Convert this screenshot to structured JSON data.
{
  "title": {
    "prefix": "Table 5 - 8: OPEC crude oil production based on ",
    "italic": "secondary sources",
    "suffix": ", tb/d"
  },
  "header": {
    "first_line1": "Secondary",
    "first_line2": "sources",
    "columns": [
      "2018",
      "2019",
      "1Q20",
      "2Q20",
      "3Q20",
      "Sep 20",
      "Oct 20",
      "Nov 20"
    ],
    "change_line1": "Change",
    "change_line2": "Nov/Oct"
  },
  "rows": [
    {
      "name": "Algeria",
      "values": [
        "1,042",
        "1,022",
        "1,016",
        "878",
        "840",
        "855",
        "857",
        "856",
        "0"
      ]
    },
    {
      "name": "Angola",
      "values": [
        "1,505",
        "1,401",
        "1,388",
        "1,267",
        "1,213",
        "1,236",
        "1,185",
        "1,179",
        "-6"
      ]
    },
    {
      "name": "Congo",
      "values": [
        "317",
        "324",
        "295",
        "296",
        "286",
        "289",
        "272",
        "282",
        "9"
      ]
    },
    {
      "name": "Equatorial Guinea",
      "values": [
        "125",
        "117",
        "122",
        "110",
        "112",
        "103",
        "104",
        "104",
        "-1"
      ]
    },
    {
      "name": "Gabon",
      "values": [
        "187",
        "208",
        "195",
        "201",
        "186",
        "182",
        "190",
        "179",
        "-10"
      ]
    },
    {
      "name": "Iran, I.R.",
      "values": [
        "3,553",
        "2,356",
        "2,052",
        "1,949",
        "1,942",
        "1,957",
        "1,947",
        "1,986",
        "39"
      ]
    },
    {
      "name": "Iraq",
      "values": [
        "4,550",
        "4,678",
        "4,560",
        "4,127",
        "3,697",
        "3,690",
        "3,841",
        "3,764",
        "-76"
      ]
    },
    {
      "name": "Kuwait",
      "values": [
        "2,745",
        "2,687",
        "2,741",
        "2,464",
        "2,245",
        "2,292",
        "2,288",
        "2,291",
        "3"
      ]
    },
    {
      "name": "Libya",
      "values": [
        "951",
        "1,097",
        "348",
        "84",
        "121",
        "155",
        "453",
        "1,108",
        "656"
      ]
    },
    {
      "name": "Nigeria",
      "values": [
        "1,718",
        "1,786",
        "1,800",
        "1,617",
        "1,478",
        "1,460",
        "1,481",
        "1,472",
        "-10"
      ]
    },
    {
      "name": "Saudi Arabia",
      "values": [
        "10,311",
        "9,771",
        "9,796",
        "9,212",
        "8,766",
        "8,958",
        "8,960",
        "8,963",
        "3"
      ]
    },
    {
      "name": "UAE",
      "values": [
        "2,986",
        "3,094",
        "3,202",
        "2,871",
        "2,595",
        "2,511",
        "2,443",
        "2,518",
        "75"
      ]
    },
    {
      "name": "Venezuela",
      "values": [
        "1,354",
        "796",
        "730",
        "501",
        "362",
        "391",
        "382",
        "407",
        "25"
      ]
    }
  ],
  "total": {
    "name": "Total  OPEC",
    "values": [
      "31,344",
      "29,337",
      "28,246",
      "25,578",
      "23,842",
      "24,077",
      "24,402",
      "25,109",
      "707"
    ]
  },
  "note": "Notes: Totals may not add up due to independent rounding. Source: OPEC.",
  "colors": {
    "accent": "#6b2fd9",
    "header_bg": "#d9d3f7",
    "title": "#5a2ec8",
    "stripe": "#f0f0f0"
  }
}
- - - -
→ **To be done**
Each record should come back exactly as written.

→ **Exercise response**
Convert this screenshot to structured JSON data.
{
  "title": {
    "prefix": "Table 5 - 8: OPEC crude oil production based on ",
    "italic": "secondary sources",
    "suffix": ", tb/d"
  },
  "header": {
    "first_line1": "Secondary",
    "first_line2": "sources",
    "columns": [
      "2018",
      "2019",
      "1Q20",
      "2Q20",
      "3Q20",
      "Sep 20",
      "Oct 20",
      "Nov 20"
    ],
    "change_line1": "Change",
    "change_line2": "Nov/Oct"
  },
  "rows": [
    {
      "name": "Algeria",
      "values": [
        "1,042",
        "1,022",
        "1,016",
        "878",
        "840",
        "855",
        "857",
        "856",
        "0"
      ]
    },
    {
      "name": "Angola",
      "values": [
        "1,505",
        "1,401",
        "1,388",
        "1,267",
        "1,213",
        "1,236",
        "1,185",
        "1,179",
        "-6"
      ]
    },
    {
      "name": "Congo",
      "values": [
        "317",
        "324",
        "295",
        "296",
        "286",
        "289",
        "272",
        "282",
        "9"
      ]
    },
    {
      "name": "Equatorial Guinea",
      "values": [
        "125",
        "117",
        "122",
        "110",
        "112",
        "103",
        "104",
        "104",
        "-1"
      ]
    },
    {
      "name": "Gabon",
      "values": [
        "187",
        "208",
        "195",
        "201",
        "186",
        "182",
        "190",
        "179",
        "-10"
      ]
    },
    {
      "name": "Iran, I.R.",
      "values": [
        "3,553",
        "2,356",
        "2,052",
        "1,949",
        "1,942",
        "1,957",
        "1,947",
        "1,986",
        "39"
      ]
    },
    {
      "name": "Iraq",
      "values": [
        "4,550",
        "4,678",
        "4,560",
        "4,127",
        "3,697",
        "3,690",
        "3,841",
        "3,764",
        "-76"
      ]
    },
    {
      "name": "Kuwait",
      "values": [
        "2,745",
        "2,687",
        "2,741",
        "2,464",
        "2,245",
        "2,292",
        "2,288",
        "2,291",
        "3"
      ]
    },
    {
      "name": "Libya",
      "values": [
        "951",
        "1,097",
        "348",
        "84",
        "121",
        "155",
        "453",
        "1,108",
        "656"
      ]
    },
    {
      "name": "Nigeria",
      "values": [
        "1,718",
        "1,786",
        "1,800",
        "1,617",
        "1,478",
        "1,460",
        "1,481",
        "1,472",
        "-10"
      ]
    },
    {
      "name": "Saudi Arabia",
      "values": [
        "10,311",
        "9,771",
        "9,796",
        "9,212",
        "8,766",
        "8,958",
        "8,960",
        "8,963",
        "3"
      ]
    },
    {
      "name": "UAE",
      "values": [
        "2,986",
        "3,094",
        "3,202",
        "2,871",
        "2,595",
        "2,511",
        "2,443",
        "2,518",
        "75"
      ]
    },
    {
      "name": "Venezuela",
      "values": [
        "1,354",
        "796",
        "730",
        "501",
        "362",
        "391",
        "382",
        "407",
        "25"
      ]
    }
  ],
  "total": {
    "name": "Total  OPEC",
    "values": [
      "31,344",
      "29,337",
      "28,246",
      "25,578",
      "23,842",
      "24,077",
      "24,402",
      "25,109",
      "707"
    ]
  },
  "note": "Notes: Totals may not add up due to independent rounding. Source: OPEC.",
  "colors": {
    "accent": "#6b2fd9",
    "header_bg": "#d9d3f7",
    "title": "#5a2ec8",
    "stripe": "#f0f0f0"
  }
}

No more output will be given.